- **Records shown**:
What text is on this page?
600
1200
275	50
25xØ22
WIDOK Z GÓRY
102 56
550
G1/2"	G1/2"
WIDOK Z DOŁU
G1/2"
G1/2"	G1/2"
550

- **Problem statement**: Every record above must be duplicated exactly.

- **The answer**:
What text is on this page?
600
1200
275	50
25xØ22
WIDOK Z GÓRY
102 56
550
G1/2"	G1/2"
WIDOK Z DOŁU
G1/2"
G1/2"	G1/2"
550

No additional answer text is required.